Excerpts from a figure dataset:
* * *

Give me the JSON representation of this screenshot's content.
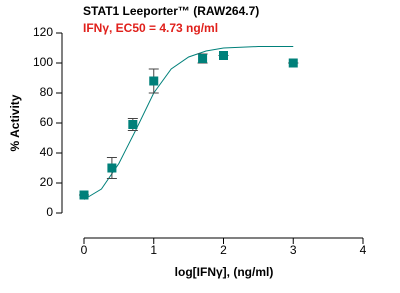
{
  "chart_data": {
    "type": "scatter",
    "title": "STAT1 Leeporter™ (RAW264.7)",
    "subtitle": "IFNγ, EC50 = 4.73 ng/ml",
    "x_label": "log[IFNγ], (ng/ml)",
    "y_label": "% Activity",
    "xlim": [
      0,
      4
    ],
    "xticks": [
      0,
      1,
      2,
      3,
      4
    ],
    "ylim": [
      0,
      120
    ],
    "yticks": [
      0,
      20,
      40,
      60,
      80,
      100,
      120
    ],
    "points": {
      "color": "#00807a",
      "x": [
        0,
        0.4,
        0.7,
        1,
        1.7,
        2,
        3
      ],
      "values": [
        12,
        30,
        59,
        88,
        103,
        105,
        100
      ],
      "errors": [
        0,
        7,
        4,
        8,
        3,
        0,
        0
      ]
    },
    "curve": {
      "color": "#00807a",
      "x": [
        0,
        0.25,
        0.5,
        0.75,
        1,
        1.25,
        1.5,
        1.75,
        2,
        2.5,
        3
      ],
      "values": [
        9,
        16,
        33,
        56,
        80,
        96,
        104,
        108,
        110,
        111,
        111
      ]
    }
  }
}
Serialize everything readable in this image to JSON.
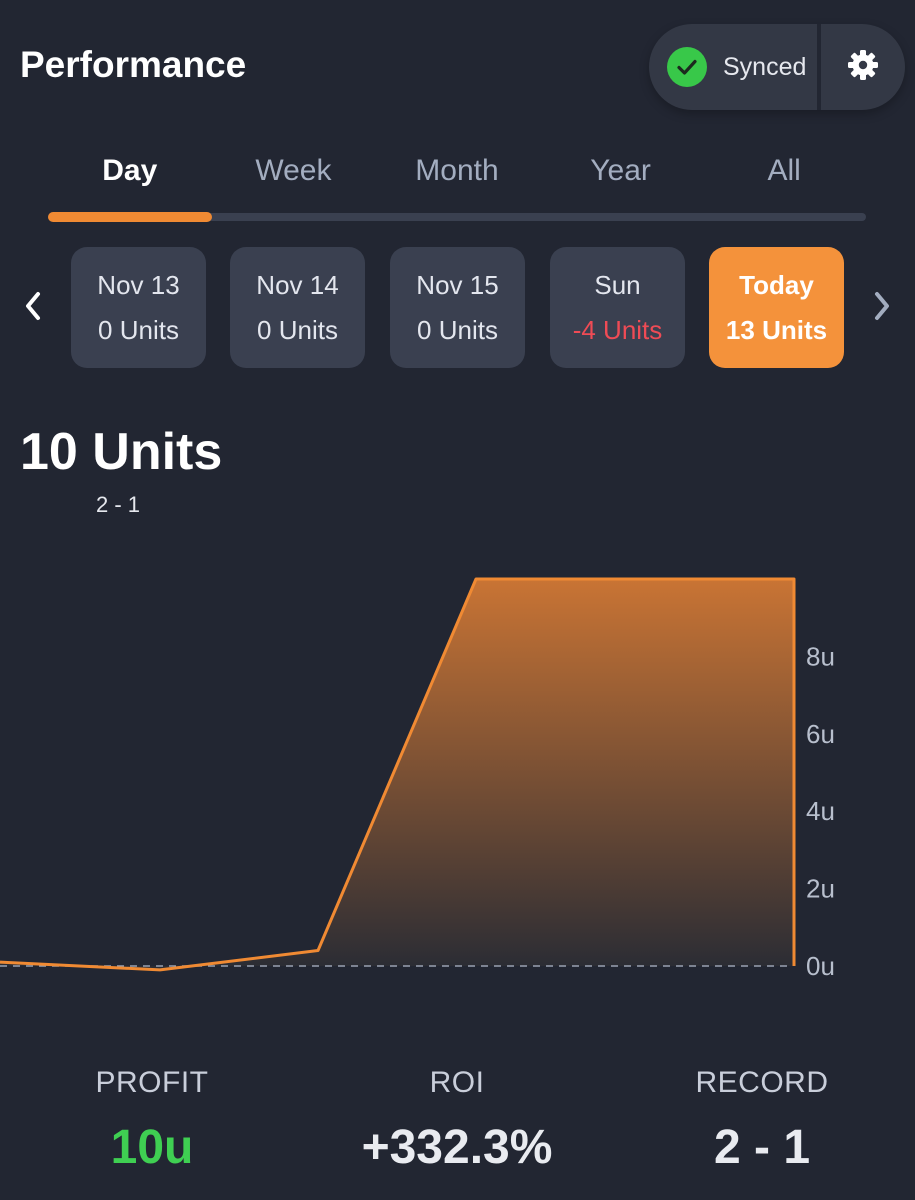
{
  "header": {
    "title": "Performance",
    "sync_label": "Synced"
  },
  "tabs": [
    {
      "label": "Day",
      "active": true
    },
    {
      "label": "Week",
      "active": false
    },
    {
      "label": "Month",
      "active": false
    },
    {
      "label": "Year",
      "active": false
    },
    {
      "label": "All",
      "active": false
    }
  ],
  "days": [
    {
      "label": "Nov 13",
      "units": "0 Units"
    },
    {
      "label": "Nov 14",
      "units": "0 Units"
    },
    {
      "label": "Nov 15",
      "units": "0 Units"
    },
    {
      "label": "Sun",
      "units": "-4 Units"
    },
    {
      "label": "Today",
      "units": "13 Units"
    }
  ],
  "summary": {
    "units": "10 Units",
    "record": "2 - 1"
  },
  "chart_data": {
    "type": "area",
    "x": [
      0,
      1,
      2,
      3,
      4
    ],
    "values": [
      0.1,
      -0.1,
      0.4,
      10,
      10
    ],
    "ylim": [
      0,
      10
    ],
    "yticks": [
      "0u",
      "2u",
      "4u",
      "6u",
      "8u"
    ],
    "ytick_values": [
      0,
      2,
      4,
      6,
      8
    ],
    "baseline_dashed": true,
    "colors": {
      "line": "#f08a33",
      "fill_top": "#c97434",
      "fill_bottom": "#2a2c34"
    }
  },
  "stats": {
    "profit_label": "PROFIT",
    "profit_value": "10u",
    "roi_label": "ROI",
    "roi_value": "+332.3%",
    "record_label": "RECORD",
    "record_value": "2 - 1"
  }
}
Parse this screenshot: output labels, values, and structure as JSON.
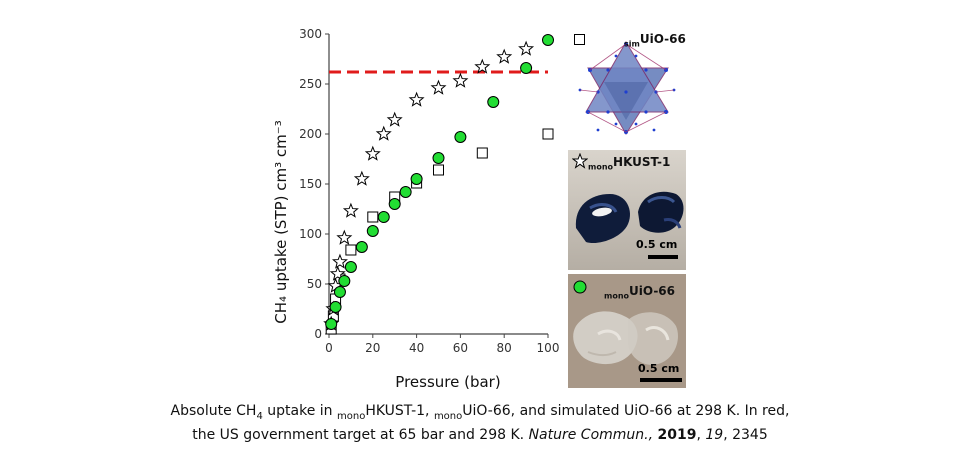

* * *

TASK REQUIREMENTS: Copy out all of the material exactly as written, without its pictures.

EXERCISE OUTPUT:
Give me the JSON representation of this screenshot's content.
{
  "chart_data": {
    "type": "scatter",
    "title": "STAT1 Leeporter™ (RAW264.7)",
    "subtitle": "IFNγ, EC50 = 4.73 ng/ml",
    "x_label": "log[IFNγ], (ng/ml)",
    "y_label": "% Activity",
    "xlim": [
      0,
      4
    ],
    "xticks": [
      0,
      1,
      2,
      3,
      4
    ],
    "ylim": [
      0,
      120
    ],
    "yticks": [
      0,
      20,
      40,
      60,
      80,
      100,
      120
    ],
    "points": {
      "color": "#00807a",
      "x": [
        0,
        0.4,
        0.7,
        1,
        1.7,
        2,
        3
      ],
      "values": [
        12,
        30,
        59,
        88,
        103,
        105,
        100
      ],
      "errors": [
        0,
        7,
        4,
        8,
        3,
        0,
        0
      ]
    },
    "curve": {
      "color": "#00807a",
      "x": [
        0,
        0.25,
        0.5,
        0.75,
        1,
        1.25,
        1.5,
        1.75,
        2,
        2.5,
        3
      ],
      "values": [
        9,
        16,
        33,
        56,
        80,
        96,
        104,
        108,
        110,
        111,
        111
      ]
    }
  }
}
Serialize everything readable in this image to JSON.
{
  "header": {
    "title": "Performance",
    "sync_label": "Synced"
  },
  "tabs": [
    {
      "label": "Day",
      "active": true
    },
    {
      "label": "Week",
      "active": false
    },
    {
      "label": "Month",
      "active": false
    },
    {
      "label": "Year",
      "active": false
    },
    {
      "label": "All",
      "active": false
    }
  ],
  "days": [
    {
      "label": "Nov 13",
      "units": "0 Units"
    },
    {
      "label": "Nov 14",
      "units": "0 Units"
    },
    {
      "label": "Nov 15",
      "units": "0 Units"
    },
    {
      "label": "Sun",
      "units": "-4 Units"
    },
    {
      "label": "Today",
      "units": "13 Units"
    }
  ],
  "summary": {
    "units": "10 Units",
    "record": "2 - 1"
  },
  "chart_data": {
    "type": "area",
    "x": [
      0,
      1,
      2,
      3,
      4
    ],
    "values": [
      0.1,
      -0.1,
      0.4,
      10,
      10
    ],
    "ylim": [
      0,
      10
    ],
    "yticks": [
      "0u",
      "2u",
      "4u",
      "6u",
      "8u"
    ],
    "ytick_values": [
      0,
      2,
      4,
      6,
      8
    ],
    "baseline_dashed": true,
    "colors": {
      "line": "#f08a33",
      "fill_top": "#c97434",
      "fill_bottom": "#2a2c34"
    }
  },
  "stats": {
    "profit_label": "PROFIT",
    "profit_value": "10u",
    "roi_label": "ROI",
    "roi_value": "+332.3%",
    "record_label": "RECORD",
    "record_value": "2 - 1"
  }
}
Parse this screenshot: output labels, values, and structure as JSON.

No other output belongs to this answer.